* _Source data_
- - -
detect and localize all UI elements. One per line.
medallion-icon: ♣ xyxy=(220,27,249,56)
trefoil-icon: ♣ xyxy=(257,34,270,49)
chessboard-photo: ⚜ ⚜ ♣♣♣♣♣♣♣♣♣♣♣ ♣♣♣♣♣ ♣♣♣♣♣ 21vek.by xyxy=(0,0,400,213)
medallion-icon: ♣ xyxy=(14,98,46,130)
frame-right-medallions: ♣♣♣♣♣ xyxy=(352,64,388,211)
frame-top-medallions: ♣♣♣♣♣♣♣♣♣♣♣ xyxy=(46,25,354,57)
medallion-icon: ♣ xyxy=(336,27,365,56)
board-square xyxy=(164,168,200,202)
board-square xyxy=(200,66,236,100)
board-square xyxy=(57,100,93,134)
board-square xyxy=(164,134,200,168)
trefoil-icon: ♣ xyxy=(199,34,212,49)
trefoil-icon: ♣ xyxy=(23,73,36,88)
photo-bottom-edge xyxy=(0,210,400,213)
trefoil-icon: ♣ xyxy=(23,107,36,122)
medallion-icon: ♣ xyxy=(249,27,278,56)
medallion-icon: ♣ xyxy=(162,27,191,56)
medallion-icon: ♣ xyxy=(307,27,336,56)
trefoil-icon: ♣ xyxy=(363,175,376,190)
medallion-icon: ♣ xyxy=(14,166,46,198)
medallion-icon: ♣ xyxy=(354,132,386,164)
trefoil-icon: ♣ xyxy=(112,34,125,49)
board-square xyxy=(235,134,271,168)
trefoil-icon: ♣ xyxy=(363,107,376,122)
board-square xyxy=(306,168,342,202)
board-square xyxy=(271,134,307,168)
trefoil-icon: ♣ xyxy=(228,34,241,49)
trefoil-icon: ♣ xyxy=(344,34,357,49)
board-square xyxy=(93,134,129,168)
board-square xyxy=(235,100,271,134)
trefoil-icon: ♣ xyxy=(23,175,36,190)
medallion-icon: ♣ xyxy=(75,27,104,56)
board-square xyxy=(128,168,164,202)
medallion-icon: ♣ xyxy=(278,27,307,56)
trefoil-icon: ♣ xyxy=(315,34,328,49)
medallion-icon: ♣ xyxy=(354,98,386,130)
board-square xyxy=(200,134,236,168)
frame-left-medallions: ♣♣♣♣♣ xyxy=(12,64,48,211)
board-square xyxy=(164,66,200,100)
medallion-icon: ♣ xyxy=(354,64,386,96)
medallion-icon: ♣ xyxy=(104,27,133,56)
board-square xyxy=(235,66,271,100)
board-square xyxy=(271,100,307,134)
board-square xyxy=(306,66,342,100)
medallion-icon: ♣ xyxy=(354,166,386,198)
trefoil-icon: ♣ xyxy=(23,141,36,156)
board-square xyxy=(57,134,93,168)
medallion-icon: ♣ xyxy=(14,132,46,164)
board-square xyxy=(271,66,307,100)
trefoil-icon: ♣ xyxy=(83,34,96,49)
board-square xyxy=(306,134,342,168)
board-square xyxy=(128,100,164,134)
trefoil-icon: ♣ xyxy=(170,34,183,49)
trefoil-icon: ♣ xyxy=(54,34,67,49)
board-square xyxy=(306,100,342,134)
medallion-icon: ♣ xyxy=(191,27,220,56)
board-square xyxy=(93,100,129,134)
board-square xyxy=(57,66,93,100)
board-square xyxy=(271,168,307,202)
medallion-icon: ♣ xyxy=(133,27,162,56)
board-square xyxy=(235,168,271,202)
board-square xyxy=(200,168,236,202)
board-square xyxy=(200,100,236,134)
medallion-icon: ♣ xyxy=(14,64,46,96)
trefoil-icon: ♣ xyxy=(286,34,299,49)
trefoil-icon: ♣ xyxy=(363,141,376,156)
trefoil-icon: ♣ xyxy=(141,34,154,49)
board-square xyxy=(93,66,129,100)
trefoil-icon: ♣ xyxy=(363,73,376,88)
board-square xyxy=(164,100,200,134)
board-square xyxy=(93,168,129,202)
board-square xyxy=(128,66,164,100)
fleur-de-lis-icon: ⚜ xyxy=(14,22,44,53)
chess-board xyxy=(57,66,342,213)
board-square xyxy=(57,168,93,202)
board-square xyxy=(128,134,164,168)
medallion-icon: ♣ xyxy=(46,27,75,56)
- - -
* _Set exercise_
Reproduce the records above verbatim, from the first line through the line that contains "board-square xyxy=(235,134,271,168)", including both of those lines.

* _Exercise output_
detect and localize all UI elements. One per line.
medallion-icon: ♣ xyxy=(220,27,249,56)
trefoil-icon: ♣ xyxy=(257,34,270,49)
chessboard-photo: ⚜ ⚜ ♣♣♣♣♣♣♣♣♣♣♣ ♣♣♣♣♣ ♣♣♣♣♣ 21vek.by xyxy=(0,0,400,213)
medallion-icon: ♣ xyxy=(14,98,46,130)
frame-right-medallions: ♣♣♣♣♣ xyxy=(352,64,388,211)
frame-top-medallions: ♣♣♣♣♣♣♣♣♣♣♣ xyxy=(46,25,354,57)
medallion-icon: ♣ xyxy=(336,27,365,56)
board-square xyxy=(164,168,200,202)
board-square xyxy=(200,66,236,100)
board-square xyxy=(57,100,93,134)
board-square xyxy=(164,134,200,168)
trefoil-icon: ♣ xyxy=(199,34,212,49)
trefoil-icon: ♣ xyxy=(23,73,36,88)
photo-bottom-edge xyxy=(0,210,400,213)
trefoil-icon: ♣ xyxy=(23,107,36,122)
medallion-icon: ♣ xyxy=(249,27,278,56)
medallion-icon: ♣ xyxy=(162,27,191,56)
medallion-icon: ♣ xyxy=(307,27,336,56)
trefoil-icon: ♣ xyxy=(363,175,376,190)
medallion-icon: ♣ xyxy=(14,166,46,198)
medallion-icon: ♣ xyxy=(354,132,386,164)
trefoil-icon: ♣ xyxy=(112,34,125,49)
board-square xyxy=(235,134,271,168)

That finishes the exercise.